Trabalho a fazer.
(a) No trecho sobre a OGX, quantos blocos de exploração a empresa arrematou na 9ª Rodada de Licitações da ANP?
(b) Transcreva do trecho sobre a OGX a parte que vai de "A sociedade empresária" até "dos blocos leiloados.", inclusive.

Trecho.
A sociedade empresária OGX Petróleo e Gás S/A foi criada no ano de 2007. O real controle da sociedade, que fazia parte do conglomerado EBX, era exercido pelo Sr. Eike Batista, através das offshore trading companies que controlava. Também capitaneava o conselho de administração destas sociedades[2].

Naquele mesmo ano, ainda com seu capital fechado, efetuou uma oferta privada de ações a fim de captar recursos para participar da 9ª Rodada de Licitações da Agência Nacional de Petróleo, Gás Natural e Biocombustíveis (ANP)[3]. A OGX, então, arrematou 21 (vinte e um) blocos de exploração, utilizando como pagamento os valores auferidos com a captação privada realizada (private placement), que chegou ao montante de 1,3 bilhão de reais. Naquele leilão, arrecadou 75% dos blocos leiloados.

Ainda em fase pré-operacional, em julho de 2008, a OGX Petróleo e Gás S/A se abriu ao mercado de ações, através de uma IPO (Initial Public Offering) que foi capaz de captar um montante de 6,7 bilhões de dólares junto a investidores. Recebeu, naquele momento, o título de maior IPO da bolsa brasileira. Seu valor de mercado chegou aos 36 bilhões de reais e passou a ocupar o 12º lugar entre as 20 maiores empresas com ações na Bolsa de Valores[4].

Dados fornecidos.
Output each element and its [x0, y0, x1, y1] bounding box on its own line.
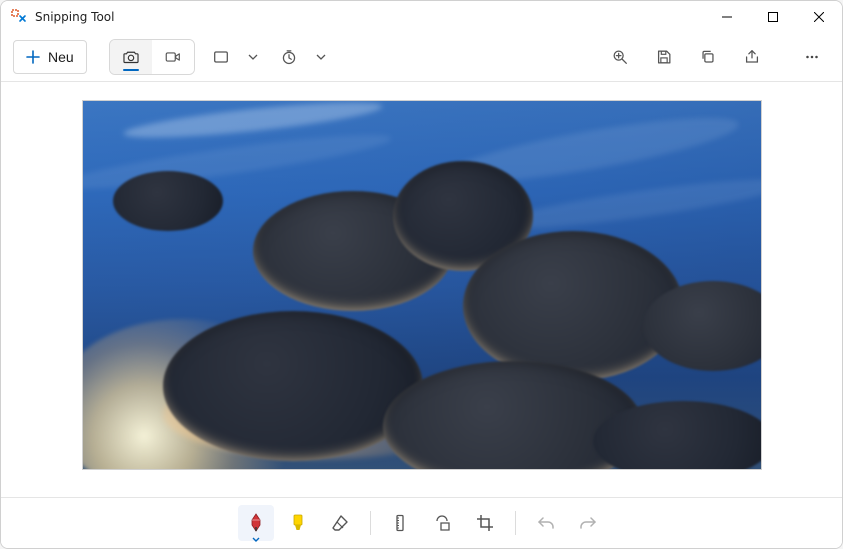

Lista de respostas.
(a) 21 (vinte e um) blocos de exploração.

(b)
A sociedade empresária OGX Petróleo e Gás S/A foi criada no ano de 2007. O real controle da sociedade, que fazia parte do conglomerado EBX, era exercido pelo Sr. Eike Batista, através das offshore trading companies que controlava. Também capitaneava o conselho de administração destas sociedades[2].

Naquele mesmo ano, ainda com seu capital fechado, efetuou uma oferta privada de ações a fim de captar recursos para participar da 9ª Rodada de Licitações da Agência Nacional de Petróleo, Gás Natural e Biocombustíveis (ANP)[3]. A OGX, então, arrematou 21 (vinte e um) blocos de exploração, utilizando como pagamento os valores auferidos com a captação privada realizada (private placement), que chegou ao montante de 1,3 bilhão de reais. Naquele leilão, arrecadou 75% dos blocos leiloados.